DATASET:
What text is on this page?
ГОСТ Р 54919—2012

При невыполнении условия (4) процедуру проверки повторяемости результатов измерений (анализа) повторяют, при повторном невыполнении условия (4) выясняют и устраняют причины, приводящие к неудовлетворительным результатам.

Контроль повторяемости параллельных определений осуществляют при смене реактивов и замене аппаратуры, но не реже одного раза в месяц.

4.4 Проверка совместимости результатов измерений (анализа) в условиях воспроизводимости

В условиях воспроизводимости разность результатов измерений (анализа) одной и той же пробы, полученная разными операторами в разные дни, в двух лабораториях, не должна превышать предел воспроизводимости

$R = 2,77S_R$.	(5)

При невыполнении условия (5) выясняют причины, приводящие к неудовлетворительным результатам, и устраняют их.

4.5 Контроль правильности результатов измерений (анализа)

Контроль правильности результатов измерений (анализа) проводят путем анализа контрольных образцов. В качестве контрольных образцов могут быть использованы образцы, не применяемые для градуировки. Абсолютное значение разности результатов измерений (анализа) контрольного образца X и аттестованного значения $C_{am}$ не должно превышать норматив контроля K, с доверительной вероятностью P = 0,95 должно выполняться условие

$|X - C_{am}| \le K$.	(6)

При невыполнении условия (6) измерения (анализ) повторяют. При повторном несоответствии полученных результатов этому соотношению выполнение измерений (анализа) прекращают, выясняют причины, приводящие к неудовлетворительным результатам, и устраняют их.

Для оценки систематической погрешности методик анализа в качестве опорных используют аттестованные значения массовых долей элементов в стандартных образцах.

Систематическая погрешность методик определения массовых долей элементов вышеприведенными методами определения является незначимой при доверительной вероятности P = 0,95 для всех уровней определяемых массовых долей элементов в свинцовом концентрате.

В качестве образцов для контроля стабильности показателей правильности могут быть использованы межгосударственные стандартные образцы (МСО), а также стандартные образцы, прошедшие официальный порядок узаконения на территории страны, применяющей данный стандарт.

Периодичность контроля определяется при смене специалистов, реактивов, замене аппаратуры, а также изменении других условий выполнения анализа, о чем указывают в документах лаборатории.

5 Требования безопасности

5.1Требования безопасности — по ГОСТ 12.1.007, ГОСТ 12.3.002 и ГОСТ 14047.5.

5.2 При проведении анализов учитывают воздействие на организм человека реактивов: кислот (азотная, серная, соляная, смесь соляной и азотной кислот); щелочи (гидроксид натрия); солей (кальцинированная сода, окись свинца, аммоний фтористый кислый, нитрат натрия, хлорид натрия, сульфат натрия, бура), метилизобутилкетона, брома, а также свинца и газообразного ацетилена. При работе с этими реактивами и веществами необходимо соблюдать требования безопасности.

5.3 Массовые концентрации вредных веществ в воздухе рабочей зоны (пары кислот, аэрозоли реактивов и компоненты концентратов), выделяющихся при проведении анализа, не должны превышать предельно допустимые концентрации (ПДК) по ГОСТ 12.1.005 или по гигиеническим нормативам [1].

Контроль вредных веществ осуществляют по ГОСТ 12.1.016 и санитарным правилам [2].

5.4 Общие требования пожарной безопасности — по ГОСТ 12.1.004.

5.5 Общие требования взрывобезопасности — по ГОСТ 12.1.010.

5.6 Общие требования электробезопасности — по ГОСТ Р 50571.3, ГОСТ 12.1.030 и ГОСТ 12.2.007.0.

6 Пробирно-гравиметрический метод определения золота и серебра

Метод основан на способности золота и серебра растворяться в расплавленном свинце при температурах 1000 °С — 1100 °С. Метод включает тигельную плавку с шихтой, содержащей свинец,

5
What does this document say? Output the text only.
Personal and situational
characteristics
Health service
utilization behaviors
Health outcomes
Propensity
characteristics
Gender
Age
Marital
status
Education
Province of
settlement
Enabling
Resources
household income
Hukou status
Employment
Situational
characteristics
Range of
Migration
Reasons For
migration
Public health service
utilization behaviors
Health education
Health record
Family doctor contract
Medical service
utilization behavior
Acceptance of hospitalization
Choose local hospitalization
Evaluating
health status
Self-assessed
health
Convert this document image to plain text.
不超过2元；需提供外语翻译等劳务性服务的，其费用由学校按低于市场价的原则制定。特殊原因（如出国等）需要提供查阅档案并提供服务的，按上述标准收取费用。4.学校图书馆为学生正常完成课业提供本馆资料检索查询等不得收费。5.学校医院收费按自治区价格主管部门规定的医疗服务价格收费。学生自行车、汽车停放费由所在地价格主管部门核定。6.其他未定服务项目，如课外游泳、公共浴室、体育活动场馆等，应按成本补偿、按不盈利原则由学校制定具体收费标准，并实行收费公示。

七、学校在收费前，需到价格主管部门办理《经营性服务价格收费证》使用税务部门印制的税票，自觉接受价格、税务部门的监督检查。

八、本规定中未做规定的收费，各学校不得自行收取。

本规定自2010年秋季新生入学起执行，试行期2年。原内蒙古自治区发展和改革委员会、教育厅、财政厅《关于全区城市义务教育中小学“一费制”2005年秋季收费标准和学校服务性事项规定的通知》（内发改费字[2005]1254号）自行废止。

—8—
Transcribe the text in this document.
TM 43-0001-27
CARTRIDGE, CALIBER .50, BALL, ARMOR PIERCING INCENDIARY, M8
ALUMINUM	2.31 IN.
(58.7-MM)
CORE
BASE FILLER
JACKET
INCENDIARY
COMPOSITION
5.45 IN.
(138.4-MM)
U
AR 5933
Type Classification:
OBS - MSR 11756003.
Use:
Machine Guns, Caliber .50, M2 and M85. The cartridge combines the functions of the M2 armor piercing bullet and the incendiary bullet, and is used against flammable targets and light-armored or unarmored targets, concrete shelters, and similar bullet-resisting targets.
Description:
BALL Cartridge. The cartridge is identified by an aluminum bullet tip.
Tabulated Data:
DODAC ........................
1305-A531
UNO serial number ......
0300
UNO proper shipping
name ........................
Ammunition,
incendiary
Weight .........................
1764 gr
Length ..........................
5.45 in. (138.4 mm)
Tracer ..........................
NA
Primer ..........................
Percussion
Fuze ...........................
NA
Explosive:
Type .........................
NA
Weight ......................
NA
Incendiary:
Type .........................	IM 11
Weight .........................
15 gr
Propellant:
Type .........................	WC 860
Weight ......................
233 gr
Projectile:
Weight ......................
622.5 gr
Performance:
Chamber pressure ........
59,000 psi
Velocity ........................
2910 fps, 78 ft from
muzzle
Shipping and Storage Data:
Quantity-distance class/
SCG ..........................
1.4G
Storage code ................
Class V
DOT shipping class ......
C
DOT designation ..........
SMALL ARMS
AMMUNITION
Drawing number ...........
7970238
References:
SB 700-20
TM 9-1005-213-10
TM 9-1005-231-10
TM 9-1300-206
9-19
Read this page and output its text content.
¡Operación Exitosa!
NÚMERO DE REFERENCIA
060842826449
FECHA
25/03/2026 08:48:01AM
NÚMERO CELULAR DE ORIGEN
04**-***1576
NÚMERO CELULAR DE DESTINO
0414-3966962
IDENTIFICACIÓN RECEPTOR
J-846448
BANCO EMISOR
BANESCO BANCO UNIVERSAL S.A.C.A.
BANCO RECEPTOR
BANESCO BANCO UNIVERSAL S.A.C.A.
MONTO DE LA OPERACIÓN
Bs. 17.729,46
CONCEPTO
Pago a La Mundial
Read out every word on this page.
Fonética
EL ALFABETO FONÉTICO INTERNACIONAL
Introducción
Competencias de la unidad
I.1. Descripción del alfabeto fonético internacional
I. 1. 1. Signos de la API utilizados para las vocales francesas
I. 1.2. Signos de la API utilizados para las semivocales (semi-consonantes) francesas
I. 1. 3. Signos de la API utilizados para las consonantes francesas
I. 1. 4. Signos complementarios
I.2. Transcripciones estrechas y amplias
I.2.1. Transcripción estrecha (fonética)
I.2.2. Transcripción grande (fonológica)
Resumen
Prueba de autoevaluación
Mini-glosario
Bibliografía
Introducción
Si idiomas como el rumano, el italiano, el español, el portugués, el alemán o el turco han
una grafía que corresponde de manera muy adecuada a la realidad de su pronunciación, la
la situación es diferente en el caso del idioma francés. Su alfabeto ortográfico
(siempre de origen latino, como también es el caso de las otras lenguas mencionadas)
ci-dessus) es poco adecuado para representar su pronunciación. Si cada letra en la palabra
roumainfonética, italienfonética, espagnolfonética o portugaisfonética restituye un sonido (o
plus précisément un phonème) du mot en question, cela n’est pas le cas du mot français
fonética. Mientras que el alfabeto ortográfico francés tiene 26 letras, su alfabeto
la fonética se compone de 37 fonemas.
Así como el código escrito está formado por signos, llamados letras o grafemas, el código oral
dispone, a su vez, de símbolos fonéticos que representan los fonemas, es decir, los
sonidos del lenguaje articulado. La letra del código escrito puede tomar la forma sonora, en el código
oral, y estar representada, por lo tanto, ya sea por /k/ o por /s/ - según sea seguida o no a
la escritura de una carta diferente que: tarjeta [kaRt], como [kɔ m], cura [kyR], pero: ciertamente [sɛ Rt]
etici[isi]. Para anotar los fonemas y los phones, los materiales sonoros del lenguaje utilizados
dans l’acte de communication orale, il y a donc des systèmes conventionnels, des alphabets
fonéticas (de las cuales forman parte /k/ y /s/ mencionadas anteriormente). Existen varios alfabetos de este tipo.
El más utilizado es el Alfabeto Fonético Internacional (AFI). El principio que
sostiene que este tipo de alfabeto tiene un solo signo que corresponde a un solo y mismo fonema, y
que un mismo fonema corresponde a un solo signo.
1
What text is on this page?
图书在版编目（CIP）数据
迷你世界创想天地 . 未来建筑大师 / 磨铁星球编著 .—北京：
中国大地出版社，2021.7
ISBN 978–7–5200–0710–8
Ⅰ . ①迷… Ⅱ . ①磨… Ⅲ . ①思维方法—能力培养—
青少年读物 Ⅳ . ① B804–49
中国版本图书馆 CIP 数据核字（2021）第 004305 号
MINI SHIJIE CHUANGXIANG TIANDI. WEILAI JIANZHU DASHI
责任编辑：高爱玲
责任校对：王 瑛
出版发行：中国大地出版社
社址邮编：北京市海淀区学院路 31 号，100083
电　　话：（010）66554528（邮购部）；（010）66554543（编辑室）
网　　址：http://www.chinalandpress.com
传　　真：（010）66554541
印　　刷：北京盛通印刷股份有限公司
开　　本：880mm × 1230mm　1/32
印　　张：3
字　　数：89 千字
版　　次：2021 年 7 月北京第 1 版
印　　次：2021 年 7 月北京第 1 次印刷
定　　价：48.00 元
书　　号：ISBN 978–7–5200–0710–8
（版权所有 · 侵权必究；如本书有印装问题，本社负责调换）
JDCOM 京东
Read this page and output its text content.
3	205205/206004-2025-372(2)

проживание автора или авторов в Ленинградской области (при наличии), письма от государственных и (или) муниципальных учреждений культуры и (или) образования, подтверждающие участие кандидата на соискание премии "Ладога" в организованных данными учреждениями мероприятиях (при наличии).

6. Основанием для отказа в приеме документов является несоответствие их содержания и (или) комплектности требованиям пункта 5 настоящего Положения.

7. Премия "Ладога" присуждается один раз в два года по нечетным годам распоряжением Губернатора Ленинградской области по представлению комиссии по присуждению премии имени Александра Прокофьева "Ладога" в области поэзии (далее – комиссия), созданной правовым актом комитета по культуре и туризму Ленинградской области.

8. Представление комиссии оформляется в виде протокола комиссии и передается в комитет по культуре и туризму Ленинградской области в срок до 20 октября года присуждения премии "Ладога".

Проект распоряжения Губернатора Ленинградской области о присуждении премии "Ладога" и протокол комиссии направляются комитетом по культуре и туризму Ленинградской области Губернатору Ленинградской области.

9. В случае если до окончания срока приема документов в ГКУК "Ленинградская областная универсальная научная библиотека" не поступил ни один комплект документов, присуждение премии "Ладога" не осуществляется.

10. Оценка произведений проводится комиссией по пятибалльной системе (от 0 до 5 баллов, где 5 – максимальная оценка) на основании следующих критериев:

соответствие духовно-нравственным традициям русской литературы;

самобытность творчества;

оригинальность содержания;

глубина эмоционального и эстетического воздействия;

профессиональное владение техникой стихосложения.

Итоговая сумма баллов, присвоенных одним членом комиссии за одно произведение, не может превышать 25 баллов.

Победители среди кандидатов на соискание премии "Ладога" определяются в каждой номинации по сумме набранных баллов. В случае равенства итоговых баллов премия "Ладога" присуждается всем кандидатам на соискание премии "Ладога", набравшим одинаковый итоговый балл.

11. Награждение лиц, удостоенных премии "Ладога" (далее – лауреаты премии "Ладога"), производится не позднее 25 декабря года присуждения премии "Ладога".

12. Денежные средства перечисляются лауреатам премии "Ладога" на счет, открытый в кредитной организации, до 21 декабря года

WHAT IS ASKED:
Respond with nothing but the number of lines in the entries that contain the string "Transcripción".

SOLUTION TO THIS TASK:
2